▶ [Aim of the exercise]: Give the material once more, word for word, without any images.

begin Material to process

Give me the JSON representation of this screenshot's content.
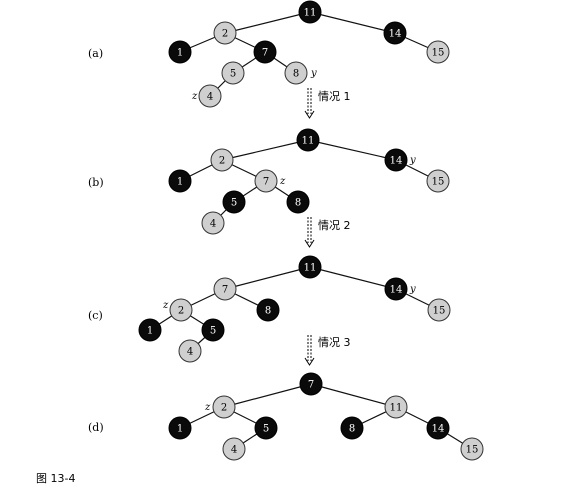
{
  "caption": "图 13-4",
  "cases": [
    {
      "label": "情况 1"
    },
    {
      "label": "情况 2"
    },
    {
      "label": "情况 3"
    }
  ],
  "panels": [
    {
      "label": "(a)",
      "nodes": [
        {
          "id": "a11",
          "key": "11",
          "color": "black"
        },
        {
          "id": "a2",
          "key": "2",
          "color": "red"
        },
        {
          "id": "a14",
          "key": "14",
          "color": "black"
        },
        {
          "id": "a1",
          "key": "1",
          "color": "black"
        },
        {
          "id": "a7",
          "key": "7",
          "color": "black"
        },
        {
          "id": "a15",
          "key": "15",
          "color": "red"
        },
        {
          "id": "a5",
          "key": "5",
          "color": "red"
        },
        {
          "id": "a8",
          "key": "8",
          "color": "red",
          "tag": "y"
        },
        {
          "id": "a4",
          "key": "4",
          "color": "red",
          "tag": "z"
        }
      ]
    },
    {
      "label": "(b)",
      "nodes": [
        {
          "id": "b11",
          "key": "11",
          "color": "black"
        },
        {
          "id": "b2",
          "key": "2",
          "color": "red"
        },
        {
          "id": "b14",
          "key": "14",
          "color": "black",
          "tag": "y"
        },
        {
          "id": "b1",
          "key": "1",
          "color": "black"
        },
        {
          "id": "b7",
          "key": "7",
          "color": "red",
          "tag": "z"
        },
        {
          "id": "b15",
          "key": "15",
          "color": "red"
        },
        {
          "id": "b5",
          "key": "5",
          "color": "black"
        },
        {
          "id": "b8",
          "key": "8",
          "color": "black"
        },
        {
          "id": "b4",
          "key": "4",
          "color": "red"
        }
      ]
    },
    {
      "label": "(c)",
      "nodes": [
        {
          "id": "c11",
          "key": "11",
          "color": "black"
        },
        {
          "id": "c7",
          "key": "7",
          "color": "red"
        },
        {
          "id": "c14",
          "key": "14",
          "color": "black",
          "tag": "y"
        },
        {
          "id": "c2",
          "key": "2",
          "color": "red",
          "tag": "z"
        },
        {
          "id": "c8",
          "key": "8",
          "color": "black"
        },
        {
          "id": "c15",
          "key": "15",
          "color": "red"
        },
        {
          "id": "c1",
          "key": "1",
          "color": "black"
        },
        {
          "id": "c5",
          "key": "5",
          "color": "black"
        },
        {
          "id": "c4",
          "key": "4",
          "color": "red"
        }
      ]
    },
    {
      "label": "(d)",
      "nodes": [
        {
          "id": "d7",
          "key": "7",
          "color": "black"
        },
        {
          "id": "d2",
          "key": "2",
          "color": "red",
          "tag": "z"
        },
        {
          "id": "d11",
          "key": "11",
          "color": "red"
        },
        {
          "id": "d1",
          "key": "1",
          "color": "black"
        },
        {
          "id": "d5",
          "key": "5",
          "color": "black"
        },
        {
          "id": "d8",
          "key": "8",
          "color": "black"
        },
        {
          "id": "d14",
          "key": "14",
          "color": "black"
        },
        {
          "id": "d4",
          "key": "4",
          "color": "red"
        },
        {
          "id": "d15",
          "key": "15",
          "color": "red"
        }
      ]
    }
  ]
}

end Material to process

▶ [Solved problem]:
Give me the JSON representation of this screenshot's content.
{
  "caption": "图 13-4",
  "cases": [
    {
      "label": "情况 1"
    },
    {
      "label": "情况 2"
    },
    {
      "label": "情况 3"
    }
  ],
  "panels": [
    {
      "label": "(a)",
      "nodes": [
        {
          "id": "a11",
          "key": "11",
          "color": "black"
        },
        {
          "id": "a2",
          "key": "2",
          "color": "red"
        },
        {
          "id": "a14",
          "key": "14",
          "color": "black"
        },
        {
          "id": "a1",
          "key": "1",
          "color": "black"
        },
        {
          "id": "a7",
          "key": "7",
          "color": "black"
        },
        {
          "id": "a15",
          "key": "15",
          "color": "red"
        },
        {
          "id": "a5",
          "key": "5",
          "color": "red"
        },
        {
          "id": "a8",
          "key": "8",
          "color": "red",
          "tag": "y"
        },
        {
          "id": "a4",
          "key": "4",
          "color": "red",
          "tag": "z"
        }
      ]
    },
    {
      "label": "(b)",
      "nodes": [
        {
          "id": "b11",
          "key": "11",
          "color": "black"
        },
        {
          "id": "b2",
          "key": "2",
          "color": "red"
        },
        {
          "id": "b14",
          "key": "14",
          "color": "black",
          "tag": "y"
        },
        {
          "id": "b1",
          "key": "1",
          "color": "black"
        },
        {
          "id": "b7",
          "key": "7",
          "color": "red",
          "tag": "z"
        },
        {
          "id": "b15",
          "key": "15",
          "color": "red"
        },
        {
          "id": "b5",
          "key": "5",
          "color": "black"
        },
        {
          "id": "b8",
          "key": "8",
          "color": "black"
        },
        {
          "id": "b4",
          "key": "4",
          "color": "red"
        }
      ]
    },
    {
      "label": "(c)",
      "nodes": [
        {
          "id": "c11",
          "key": "11",
          "color": "black"
        },
        {
          "id": "c7",
          "key": "7",
          "color": "red"
        },
        {
          "id": "c14",
          "key": "14",
          "color": "black",
          "tag": "y"
        },
        {
          "id": "c2",
          "key": "2",
          "color": "red",
          "tag": "z"
        },
        {
          "id": "c8",
          "key": "8",
          "color": "black"
        },
        {
          "id": "c15",
          "key": "15",
          "color": "red"
        },
        {
          "id": "c1",
          "key": "1",
          "color": "black"
        },
        {
          "id": "c5",
          "key": "5",
          "color": "black"
        },
        {
          "id": "c4",
          "key": "4",
          "color": "red"
        }
      ]
    },
    {
      "label": "(d)",
      "nodes": [
        {
          "id": "d7",
          "key": "7",
          "color": "black"
        },
        {
          "id": "d2",
          "key": "2",
          "color": "red",
          "tag": "z"
        },
        {
          "id": "d11",
          "key": "11",
          "color": "red"
        },
        {
          "id": "d1",
          "key": "1",
          "color": "black"
        },
        {
          "id": "d5",
          "key": "5",
          "color": "black"
        },
        {
          "id": "d8",
          "key": "8",
          "color": "black"
        },
        {
          "id": "d14",
          "key": "14",
          "color": "black"
        },
        {
          "id": "d4",
          "key": "4",
          "color": "red"
        },
        {
          "id": "d15",
          "key": "15",
          "color": "red"
        }
      ]
    }
  ]
}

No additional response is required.